▸ **Exercise task**
Keep only the lines of the data below that contain "Mothers", and copy them.

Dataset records
** START **

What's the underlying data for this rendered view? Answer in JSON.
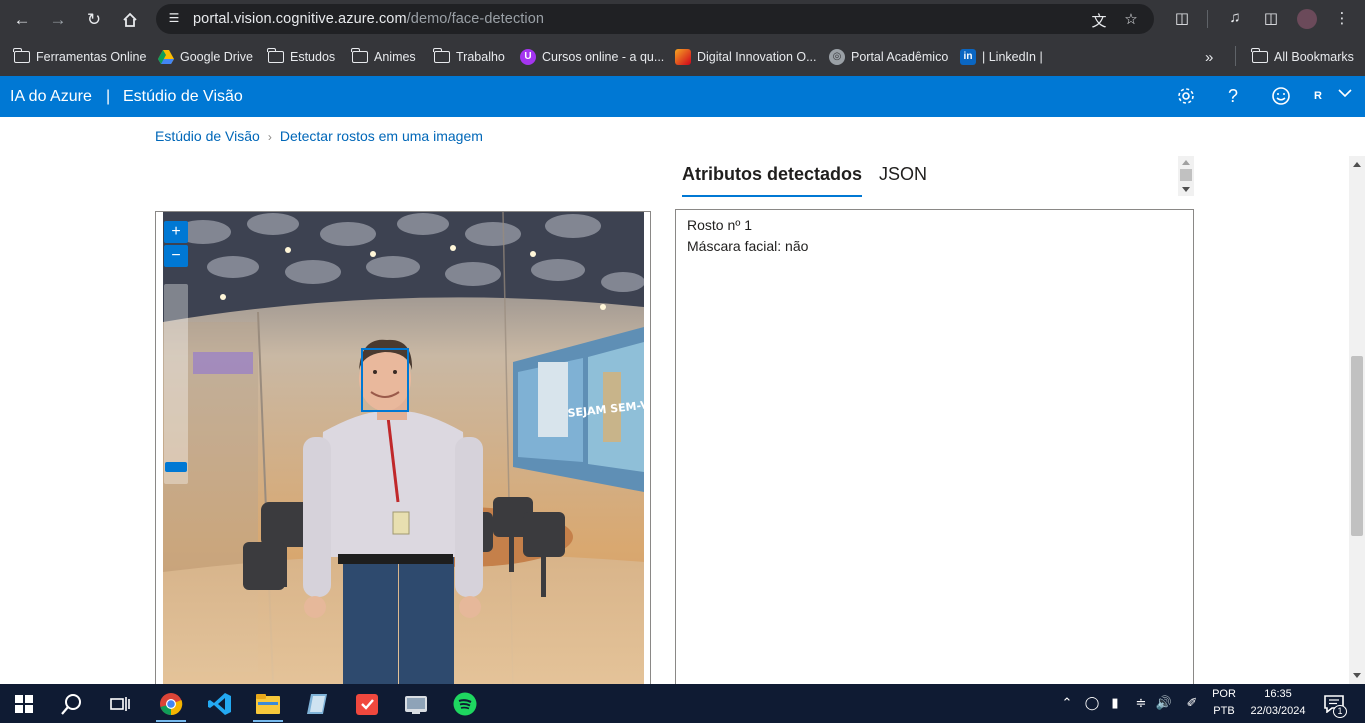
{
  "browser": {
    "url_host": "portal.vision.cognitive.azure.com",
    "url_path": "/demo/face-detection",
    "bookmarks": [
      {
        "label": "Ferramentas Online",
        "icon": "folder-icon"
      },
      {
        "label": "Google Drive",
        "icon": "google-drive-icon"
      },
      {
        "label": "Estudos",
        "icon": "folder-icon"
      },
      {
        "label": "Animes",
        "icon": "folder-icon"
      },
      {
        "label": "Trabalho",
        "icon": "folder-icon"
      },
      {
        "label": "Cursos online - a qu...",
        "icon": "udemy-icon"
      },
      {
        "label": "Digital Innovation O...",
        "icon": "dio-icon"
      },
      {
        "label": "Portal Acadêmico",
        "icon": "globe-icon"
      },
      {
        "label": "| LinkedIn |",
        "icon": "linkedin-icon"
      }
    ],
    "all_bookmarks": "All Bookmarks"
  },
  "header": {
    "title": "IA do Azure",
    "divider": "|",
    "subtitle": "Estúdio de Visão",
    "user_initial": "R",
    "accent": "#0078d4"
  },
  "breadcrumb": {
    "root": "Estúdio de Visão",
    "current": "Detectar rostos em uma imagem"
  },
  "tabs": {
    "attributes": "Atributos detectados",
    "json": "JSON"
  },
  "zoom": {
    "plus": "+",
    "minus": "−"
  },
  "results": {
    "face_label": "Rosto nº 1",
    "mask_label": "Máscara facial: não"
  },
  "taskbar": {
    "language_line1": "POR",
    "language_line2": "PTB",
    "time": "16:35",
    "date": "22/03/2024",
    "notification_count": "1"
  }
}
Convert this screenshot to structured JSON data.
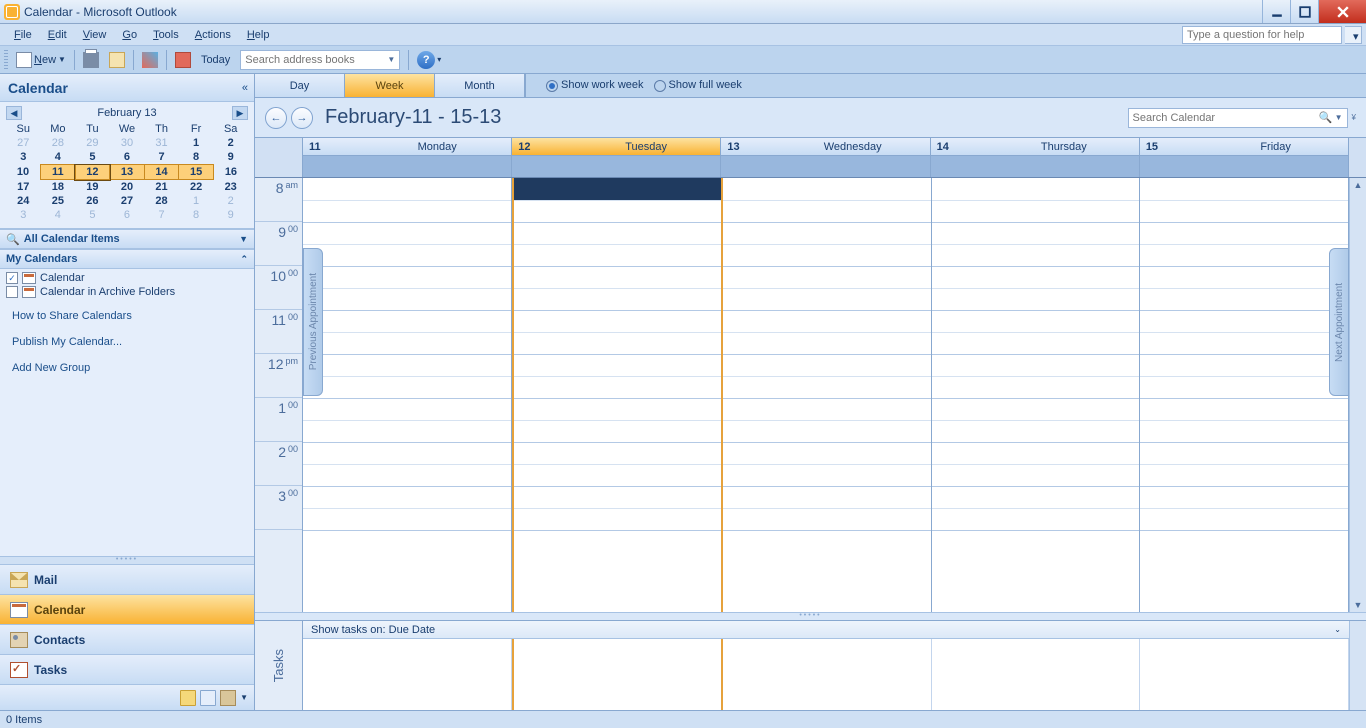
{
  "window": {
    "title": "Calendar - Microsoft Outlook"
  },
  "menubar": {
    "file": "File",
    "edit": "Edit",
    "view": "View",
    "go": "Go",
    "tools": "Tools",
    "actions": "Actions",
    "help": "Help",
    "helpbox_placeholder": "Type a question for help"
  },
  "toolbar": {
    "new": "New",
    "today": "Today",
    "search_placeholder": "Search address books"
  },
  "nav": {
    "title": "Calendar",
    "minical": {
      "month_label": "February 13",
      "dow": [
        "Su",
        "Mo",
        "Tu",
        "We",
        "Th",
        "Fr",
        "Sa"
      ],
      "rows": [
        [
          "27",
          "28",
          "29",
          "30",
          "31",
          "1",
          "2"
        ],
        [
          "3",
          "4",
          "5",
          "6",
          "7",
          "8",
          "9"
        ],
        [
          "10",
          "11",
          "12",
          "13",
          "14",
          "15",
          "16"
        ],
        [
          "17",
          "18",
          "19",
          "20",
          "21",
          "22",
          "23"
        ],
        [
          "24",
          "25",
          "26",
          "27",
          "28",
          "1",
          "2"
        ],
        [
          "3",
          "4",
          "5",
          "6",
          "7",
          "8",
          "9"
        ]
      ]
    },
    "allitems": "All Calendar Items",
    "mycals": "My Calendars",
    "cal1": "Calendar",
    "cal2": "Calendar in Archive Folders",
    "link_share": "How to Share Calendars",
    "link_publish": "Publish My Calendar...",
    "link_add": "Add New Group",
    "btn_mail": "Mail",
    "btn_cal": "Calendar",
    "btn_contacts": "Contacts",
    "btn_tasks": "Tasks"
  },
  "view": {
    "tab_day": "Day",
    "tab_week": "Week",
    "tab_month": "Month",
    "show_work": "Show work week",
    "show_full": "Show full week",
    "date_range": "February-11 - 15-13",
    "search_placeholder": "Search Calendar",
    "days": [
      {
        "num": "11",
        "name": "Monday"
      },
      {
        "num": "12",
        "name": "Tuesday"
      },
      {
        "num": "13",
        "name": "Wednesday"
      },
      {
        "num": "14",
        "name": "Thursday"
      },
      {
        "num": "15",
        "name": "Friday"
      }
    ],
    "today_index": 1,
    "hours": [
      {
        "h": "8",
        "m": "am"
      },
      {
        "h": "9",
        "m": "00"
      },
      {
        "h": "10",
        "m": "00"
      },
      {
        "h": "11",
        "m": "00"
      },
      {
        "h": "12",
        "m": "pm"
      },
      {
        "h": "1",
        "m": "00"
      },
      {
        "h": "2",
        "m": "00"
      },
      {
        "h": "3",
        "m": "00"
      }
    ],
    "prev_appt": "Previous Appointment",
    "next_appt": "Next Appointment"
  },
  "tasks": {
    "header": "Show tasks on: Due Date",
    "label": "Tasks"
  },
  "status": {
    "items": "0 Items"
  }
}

** END **
** START **

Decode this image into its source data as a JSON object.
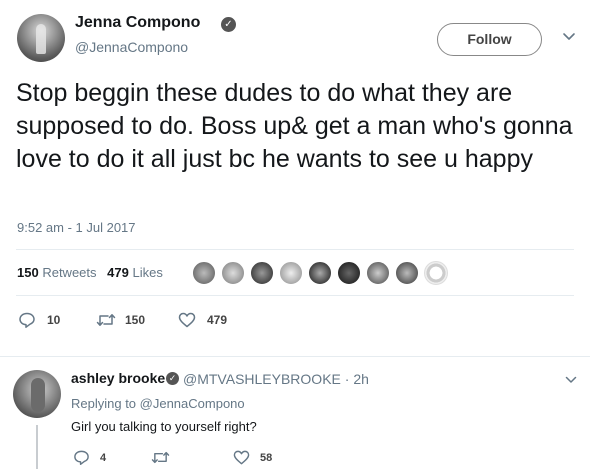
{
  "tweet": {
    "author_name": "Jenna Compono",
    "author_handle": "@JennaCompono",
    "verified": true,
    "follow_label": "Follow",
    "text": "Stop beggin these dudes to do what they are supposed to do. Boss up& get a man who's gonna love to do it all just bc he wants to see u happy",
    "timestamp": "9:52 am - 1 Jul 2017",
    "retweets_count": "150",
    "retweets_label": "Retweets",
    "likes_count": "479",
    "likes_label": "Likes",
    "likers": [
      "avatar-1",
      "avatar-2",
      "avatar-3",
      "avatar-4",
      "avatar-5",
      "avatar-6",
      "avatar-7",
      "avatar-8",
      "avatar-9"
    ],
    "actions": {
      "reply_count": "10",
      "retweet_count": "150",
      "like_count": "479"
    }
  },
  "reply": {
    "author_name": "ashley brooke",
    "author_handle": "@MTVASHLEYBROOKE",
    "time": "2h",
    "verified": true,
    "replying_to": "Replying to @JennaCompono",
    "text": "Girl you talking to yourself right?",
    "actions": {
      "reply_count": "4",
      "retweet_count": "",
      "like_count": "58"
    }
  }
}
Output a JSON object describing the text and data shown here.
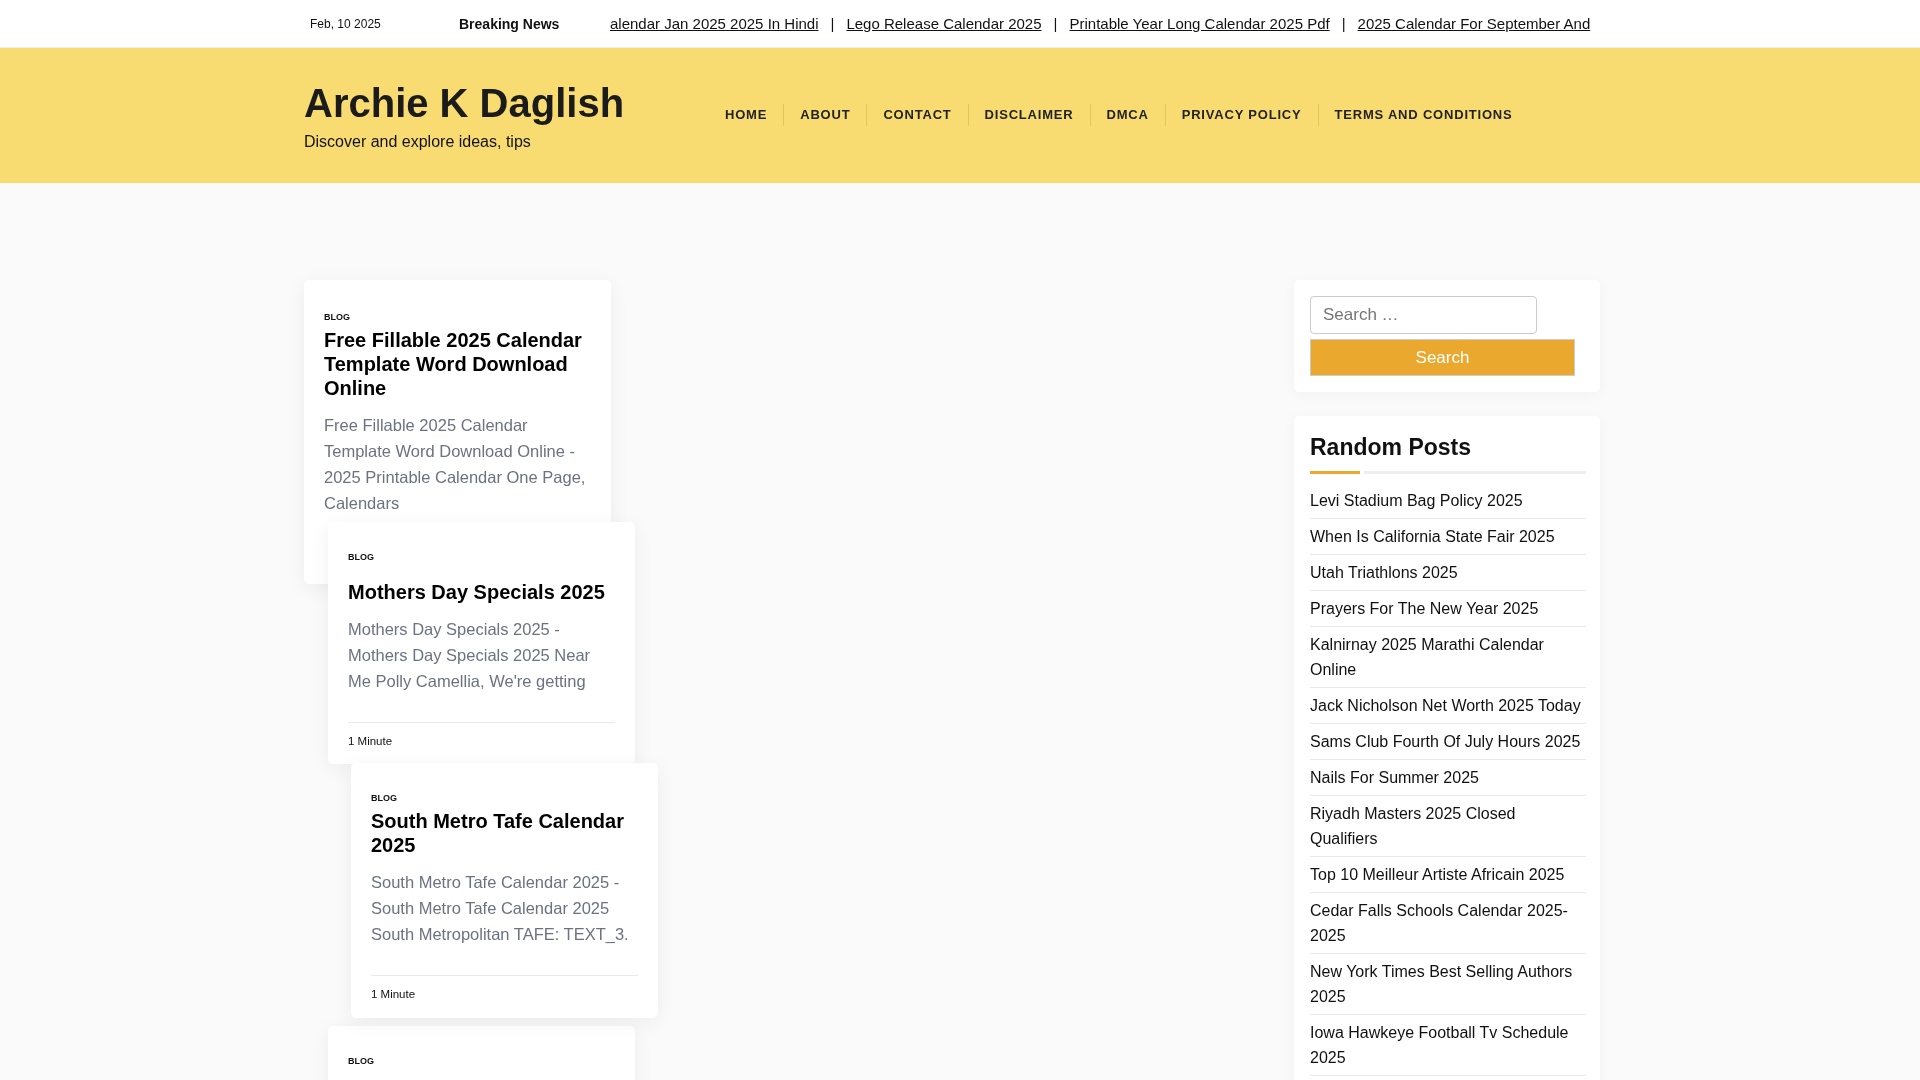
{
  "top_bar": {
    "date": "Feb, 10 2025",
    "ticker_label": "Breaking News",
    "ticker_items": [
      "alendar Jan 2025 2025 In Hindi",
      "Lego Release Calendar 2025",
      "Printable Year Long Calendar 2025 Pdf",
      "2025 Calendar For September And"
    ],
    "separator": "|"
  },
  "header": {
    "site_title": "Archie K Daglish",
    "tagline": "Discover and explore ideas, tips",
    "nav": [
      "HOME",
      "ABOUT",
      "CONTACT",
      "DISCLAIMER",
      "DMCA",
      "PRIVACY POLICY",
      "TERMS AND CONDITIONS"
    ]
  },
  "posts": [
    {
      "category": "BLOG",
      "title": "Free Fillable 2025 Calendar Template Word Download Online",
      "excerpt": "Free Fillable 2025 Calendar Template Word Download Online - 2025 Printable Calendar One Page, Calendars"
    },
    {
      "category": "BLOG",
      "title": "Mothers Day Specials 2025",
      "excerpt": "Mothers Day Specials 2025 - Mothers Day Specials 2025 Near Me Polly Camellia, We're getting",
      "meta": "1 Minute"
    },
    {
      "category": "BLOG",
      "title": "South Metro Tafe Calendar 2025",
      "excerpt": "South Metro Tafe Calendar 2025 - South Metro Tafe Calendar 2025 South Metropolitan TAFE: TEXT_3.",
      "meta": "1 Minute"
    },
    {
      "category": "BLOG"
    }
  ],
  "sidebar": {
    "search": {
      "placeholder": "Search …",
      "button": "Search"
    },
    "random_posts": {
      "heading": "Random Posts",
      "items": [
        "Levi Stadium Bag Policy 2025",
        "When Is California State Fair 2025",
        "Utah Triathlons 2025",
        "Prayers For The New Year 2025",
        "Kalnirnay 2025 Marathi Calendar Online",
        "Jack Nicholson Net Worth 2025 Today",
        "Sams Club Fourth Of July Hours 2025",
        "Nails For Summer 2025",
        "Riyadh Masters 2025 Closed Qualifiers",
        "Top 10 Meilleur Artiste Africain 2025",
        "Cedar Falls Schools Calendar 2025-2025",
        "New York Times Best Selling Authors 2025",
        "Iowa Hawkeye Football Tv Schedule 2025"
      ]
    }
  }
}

** END **

▸ **Output for this task**
      "title": "Mothers Day Specials 2025",
      "excerpt": "Mothers Day Specials 2025 - Mothers Day Specials 2025 Near Me Polly Camellia, We're getting",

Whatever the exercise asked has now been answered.